▶ **Exercise brief**
Say only how many lines contain the word "Активный".

▶ **Rows**
↓
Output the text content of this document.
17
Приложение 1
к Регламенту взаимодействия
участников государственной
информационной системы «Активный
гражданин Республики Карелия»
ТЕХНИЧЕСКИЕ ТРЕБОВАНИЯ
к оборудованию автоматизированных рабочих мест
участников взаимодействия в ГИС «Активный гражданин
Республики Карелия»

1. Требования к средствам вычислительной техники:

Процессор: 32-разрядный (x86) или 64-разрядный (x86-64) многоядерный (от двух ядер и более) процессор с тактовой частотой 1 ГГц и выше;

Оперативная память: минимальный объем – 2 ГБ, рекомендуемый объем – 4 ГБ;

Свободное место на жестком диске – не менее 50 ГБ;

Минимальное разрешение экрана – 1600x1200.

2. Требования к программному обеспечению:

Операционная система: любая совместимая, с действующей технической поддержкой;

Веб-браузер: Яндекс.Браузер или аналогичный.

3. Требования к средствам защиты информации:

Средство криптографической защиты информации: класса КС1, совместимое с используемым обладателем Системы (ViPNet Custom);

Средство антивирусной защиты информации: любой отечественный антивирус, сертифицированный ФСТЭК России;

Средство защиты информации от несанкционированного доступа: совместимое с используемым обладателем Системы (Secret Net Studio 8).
↑
▶ **Reply to the task**
2